PROBLEM STATEMENT —
Tally the lines below that contain "BITSTAMP". The number is the whole answer.

(Entries with figure data)
◆ ◆ ◆ ◆ ◆

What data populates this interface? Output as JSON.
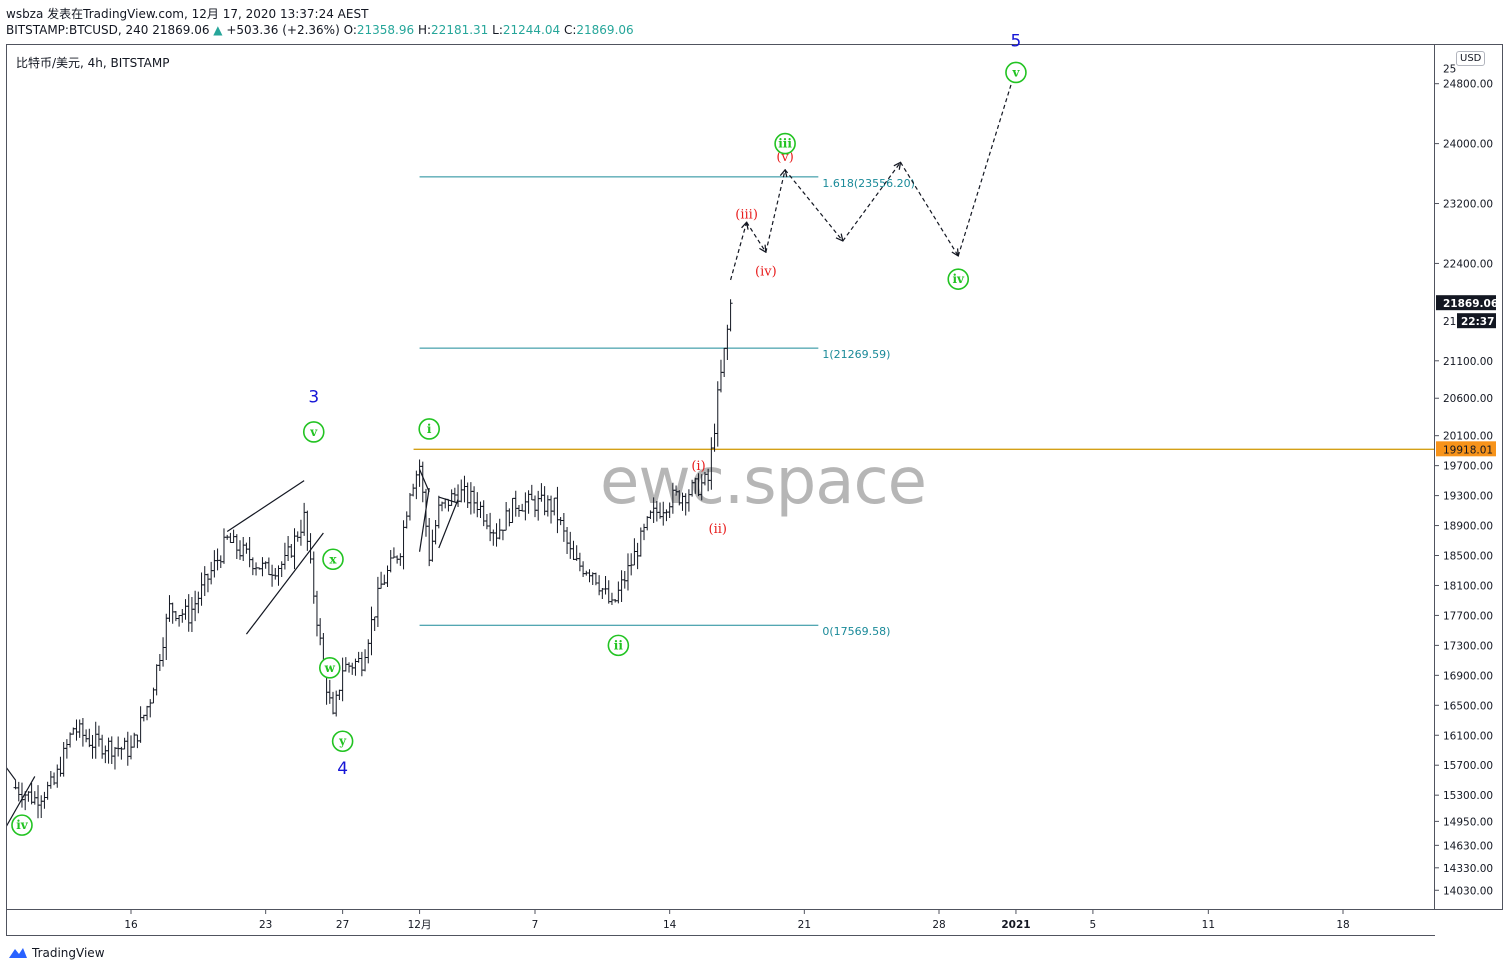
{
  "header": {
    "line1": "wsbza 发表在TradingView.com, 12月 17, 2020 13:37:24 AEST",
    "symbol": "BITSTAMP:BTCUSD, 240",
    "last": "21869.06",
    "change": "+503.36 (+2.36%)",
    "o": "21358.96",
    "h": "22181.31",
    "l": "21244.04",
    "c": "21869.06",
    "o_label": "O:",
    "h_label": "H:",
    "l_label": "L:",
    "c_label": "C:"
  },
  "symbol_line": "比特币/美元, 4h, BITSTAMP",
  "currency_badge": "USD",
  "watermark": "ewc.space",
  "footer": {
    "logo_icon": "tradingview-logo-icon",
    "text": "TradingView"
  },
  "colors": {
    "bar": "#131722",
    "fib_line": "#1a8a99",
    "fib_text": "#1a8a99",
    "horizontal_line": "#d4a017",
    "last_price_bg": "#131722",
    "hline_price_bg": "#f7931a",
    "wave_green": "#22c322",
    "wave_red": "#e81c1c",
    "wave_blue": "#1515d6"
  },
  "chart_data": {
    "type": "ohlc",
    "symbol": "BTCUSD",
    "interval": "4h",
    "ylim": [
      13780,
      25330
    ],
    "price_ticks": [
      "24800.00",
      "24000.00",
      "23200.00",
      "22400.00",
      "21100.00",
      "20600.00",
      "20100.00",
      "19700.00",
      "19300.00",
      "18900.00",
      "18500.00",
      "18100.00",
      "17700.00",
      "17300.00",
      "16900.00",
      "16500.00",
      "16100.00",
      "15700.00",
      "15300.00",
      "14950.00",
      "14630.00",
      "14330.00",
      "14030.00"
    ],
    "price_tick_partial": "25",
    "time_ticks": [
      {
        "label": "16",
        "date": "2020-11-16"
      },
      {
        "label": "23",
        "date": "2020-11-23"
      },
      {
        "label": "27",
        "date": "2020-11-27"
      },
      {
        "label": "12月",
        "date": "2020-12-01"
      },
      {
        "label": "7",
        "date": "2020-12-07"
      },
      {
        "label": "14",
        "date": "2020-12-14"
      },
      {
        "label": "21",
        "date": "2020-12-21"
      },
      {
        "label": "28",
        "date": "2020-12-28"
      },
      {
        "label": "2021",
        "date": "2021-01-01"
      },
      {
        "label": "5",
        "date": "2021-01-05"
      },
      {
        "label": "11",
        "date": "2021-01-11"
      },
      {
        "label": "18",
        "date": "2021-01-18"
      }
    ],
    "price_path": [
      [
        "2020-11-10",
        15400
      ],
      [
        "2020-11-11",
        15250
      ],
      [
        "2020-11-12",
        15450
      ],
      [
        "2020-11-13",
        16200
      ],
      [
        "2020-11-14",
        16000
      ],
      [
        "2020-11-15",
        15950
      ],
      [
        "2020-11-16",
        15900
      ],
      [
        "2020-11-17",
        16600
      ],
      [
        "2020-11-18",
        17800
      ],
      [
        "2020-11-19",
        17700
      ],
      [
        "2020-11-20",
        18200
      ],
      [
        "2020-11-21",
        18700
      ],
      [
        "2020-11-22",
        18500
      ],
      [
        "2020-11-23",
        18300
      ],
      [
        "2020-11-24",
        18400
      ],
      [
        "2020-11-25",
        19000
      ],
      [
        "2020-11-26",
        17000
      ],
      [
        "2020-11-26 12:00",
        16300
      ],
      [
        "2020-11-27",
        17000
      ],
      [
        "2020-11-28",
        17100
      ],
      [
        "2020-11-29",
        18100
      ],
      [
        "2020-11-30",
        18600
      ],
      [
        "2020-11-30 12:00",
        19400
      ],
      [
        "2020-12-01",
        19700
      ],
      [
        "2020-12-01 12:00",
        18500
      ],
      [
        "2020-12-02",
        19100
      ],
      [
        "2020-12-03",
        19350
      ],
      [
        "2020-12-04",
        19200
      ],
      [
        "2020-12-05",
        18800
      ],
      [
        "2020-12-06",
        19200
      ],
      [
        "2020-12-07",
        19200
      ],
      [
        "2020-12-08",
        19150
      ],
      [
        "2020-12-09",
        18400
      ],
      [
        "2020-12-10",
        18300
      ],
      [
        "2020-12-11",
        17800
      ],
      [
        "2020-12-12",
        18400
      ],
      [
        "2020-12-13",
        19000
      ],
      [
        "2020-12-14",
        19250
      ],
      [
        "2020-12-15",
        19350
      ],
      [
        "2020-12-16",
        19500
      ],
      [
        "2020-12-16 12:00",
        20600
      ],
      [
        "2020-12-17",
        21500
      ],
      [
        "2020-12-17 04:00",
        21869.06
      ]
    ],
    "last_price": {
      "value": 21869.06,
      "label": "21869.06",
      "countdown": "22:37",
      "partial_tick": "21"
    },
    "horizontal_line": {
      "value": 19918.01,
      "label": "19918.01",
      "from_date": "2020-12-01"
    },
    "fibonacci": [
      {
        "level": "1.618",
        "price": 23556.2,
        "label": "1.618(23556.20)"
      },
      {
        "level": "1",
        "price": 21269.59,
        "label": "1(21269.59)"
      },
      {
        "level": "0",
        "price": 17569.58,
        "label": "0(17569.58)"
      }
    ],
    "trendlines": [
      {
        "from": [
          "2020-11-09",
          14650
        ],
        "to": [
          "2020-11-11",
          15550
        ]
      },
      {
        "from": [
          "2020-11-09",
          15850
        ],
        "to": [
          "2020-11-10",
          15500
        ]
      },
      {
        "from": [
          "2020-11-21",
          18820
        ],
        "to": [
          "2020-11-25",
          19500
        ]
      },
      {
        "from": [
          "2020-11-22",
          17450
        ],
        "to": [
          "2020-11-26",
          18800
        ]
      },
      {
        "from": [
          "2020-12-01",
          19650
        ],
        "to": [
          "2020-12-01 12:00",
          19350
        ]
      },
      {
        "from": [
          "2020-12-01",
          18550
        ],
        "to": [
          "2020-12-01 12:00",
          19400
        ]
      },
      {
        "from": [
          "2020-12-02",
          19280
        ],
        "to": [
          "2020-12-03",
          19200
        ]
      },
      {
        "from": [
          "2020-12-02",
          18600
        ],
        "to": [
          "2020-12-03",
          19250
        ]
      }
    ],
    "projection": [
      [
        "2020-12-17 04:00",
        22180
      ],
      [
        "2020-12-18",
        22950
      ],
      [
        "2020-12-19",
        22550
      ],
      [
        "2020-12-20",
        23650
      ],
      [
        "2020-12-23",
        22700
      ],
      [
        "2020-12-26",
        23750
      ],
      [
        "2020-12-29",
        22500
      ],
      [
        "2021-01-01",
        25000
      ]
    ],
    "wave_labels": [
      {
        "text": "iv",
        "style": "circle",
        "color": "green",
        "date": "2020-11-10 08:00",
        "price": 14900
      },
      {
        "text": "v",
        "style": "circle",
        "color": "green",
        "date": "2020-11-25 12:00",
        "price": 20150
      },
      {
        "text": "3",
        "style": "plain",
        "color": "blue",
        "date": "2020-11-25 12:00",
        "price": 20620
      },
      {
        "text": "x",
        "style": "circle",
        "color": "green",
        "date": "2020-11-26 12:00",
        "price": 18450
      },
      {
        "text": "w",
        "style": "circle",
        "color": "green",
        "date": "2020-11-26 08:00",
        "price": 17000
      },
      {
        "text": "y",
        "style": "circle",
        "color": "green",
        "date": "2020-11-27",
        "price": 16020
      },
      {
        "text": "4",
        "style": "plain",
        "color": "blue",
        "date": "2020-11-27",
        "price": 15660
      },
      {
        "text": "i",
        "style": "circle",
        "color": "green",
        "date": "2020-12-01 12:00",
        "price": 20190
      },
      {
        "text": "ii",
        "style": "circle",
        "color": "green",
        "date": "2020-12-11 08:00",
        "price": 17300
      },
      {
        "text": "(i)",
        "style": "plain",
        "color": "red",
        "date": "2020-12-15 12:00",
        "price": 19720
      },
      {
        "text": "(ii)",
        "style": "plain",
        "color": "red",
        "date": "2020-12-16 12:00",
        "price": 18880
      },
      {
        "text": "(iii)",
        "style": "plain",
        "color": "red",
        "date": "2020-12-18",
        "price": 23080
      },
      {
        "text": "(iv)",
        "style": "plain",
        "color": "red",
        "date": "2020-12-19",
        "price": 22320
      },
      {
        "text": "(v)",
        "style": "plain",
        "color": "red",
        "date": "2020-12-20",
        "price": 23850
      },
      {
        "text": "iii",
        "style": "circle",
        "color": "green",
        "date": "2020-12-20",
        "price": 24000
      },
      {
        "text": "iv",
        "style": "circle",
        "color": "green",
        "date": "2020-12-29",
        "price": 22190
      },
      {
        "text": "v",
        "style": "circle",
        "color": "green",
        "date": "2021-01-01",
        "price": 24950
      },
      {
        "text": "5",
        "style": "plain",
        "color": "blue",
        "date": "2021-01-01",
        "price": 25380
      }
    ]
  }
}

◆ ◆ ◆ ◆ ◆

TASK RESPONSE —
2